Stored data
--- begin ---

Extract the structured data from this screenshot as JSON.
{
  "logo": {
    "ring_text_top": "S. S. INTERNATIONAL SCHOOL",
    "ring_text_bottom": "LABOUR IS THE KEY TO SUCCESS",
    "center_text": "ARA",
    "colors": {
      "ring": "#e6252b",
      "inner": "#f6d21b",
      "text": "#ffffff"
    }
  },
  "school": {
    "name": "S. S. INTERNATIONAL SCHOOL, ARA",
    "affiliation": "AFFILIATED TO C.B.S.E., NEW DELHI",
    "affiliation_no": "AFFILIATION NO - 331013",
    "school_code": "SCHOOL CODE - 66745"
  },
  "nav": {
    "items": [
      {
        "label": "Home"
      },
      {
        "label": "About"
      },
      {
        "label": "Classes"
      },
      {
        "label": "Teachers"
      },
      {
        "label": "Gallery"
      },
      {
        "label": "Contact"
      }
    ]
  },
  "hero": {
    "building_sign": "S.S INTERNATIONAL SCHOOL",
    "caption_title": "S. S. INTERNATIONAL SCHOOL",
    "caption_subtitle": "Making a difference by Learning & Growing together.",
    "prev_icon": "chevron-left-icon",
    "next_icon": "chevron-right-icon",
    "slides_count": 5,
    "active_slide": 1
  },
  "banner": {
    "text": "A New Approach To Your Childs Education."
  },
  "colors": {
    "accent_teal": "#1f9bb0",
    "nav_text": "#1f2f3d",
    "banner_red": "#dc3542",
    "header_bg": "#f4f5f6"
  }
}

--- end ---
--- begin ---

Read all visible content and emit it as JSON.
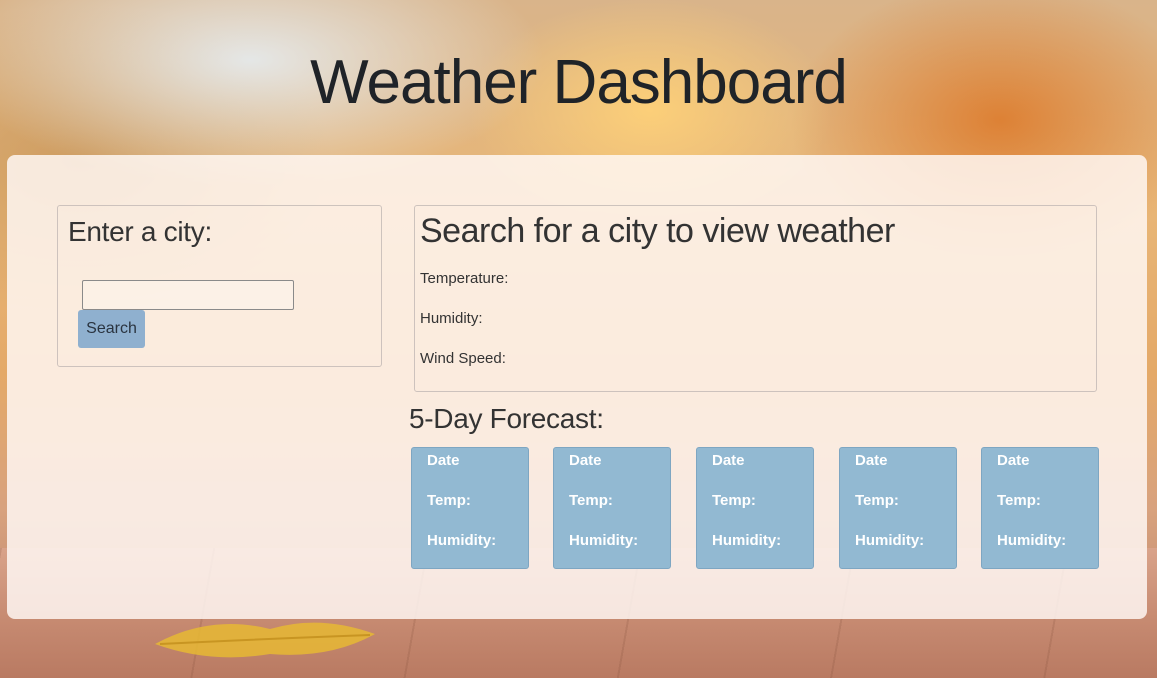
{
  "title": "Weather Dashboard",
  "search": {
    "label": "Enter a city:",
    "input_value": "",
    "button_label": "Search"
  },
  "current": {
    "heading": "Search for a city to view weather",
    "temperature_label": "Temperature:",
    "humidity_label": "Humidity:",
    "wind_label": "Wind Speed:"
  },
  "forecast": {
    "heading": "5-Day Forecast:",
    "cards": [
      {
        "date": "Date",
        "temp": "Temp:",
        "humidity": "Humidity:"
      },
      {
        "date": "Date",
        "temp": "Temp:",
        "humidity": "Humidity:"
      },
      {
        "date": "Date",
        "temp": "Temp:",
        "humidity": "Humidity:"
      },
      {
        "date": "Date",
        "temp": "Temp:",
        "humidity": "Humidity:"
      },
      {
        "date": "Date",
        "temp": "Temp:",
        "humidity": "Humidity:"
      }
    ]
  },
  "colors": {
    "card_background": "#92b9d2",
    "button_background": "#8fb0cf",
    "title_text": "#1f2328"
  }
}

--- end ---
--- begin ---

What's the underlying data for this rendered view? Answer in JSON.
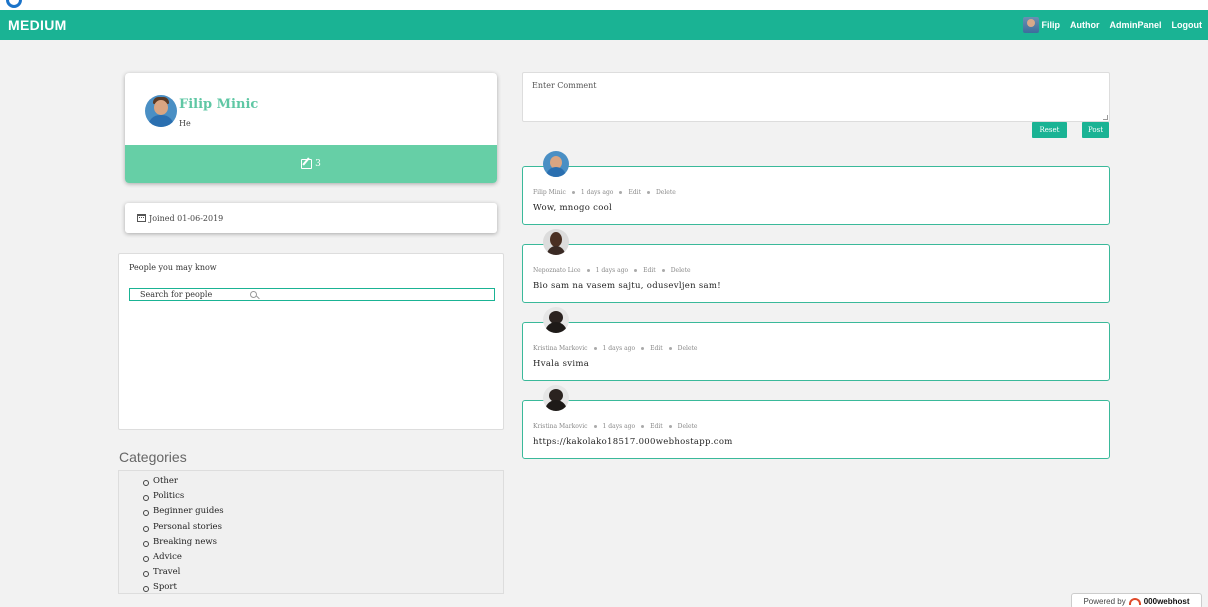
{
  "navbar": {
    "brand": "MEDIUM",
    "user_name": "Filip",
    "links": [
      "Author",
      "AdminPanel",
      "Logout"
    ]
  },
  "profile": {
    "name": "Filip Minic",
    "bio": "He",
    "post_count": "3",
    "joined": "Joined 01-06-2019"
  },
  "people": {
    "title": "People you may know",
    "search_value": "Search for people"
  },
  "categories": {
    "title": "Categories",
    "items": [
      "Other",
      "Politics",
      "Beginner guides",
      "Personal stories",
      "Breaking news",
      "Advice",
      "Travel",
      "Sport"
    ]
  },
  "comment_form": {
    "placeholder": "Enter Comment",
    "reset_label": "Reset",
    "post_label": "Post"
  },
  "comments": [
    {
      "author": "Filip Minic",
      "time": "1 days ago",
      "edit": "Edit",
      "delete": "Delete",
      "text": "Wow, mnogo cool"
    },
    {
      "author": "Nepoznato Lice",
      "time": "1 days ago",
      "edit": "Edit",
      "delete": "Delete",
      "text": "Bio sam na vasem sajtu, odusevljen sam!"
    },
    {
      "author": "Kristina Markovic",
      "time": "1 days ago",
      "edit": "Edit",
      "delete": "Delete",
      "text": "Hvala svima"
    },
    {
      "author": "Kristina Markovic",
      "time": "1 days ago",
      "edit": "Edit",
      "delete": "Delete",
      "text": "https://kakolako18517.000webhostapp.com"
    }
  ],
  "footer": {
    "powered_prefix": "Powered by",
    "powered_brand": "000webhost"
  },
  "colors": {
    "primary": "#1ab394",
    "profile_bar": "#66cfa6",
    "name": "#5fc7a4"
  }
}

--- end ---

Task requirements:
Find and copy every line in the entries above where the string "this" occurs.

The solution:
Extract the structured data from this screenshot as JSON.
What's the underlying data for this rendered view? Answer in JSON.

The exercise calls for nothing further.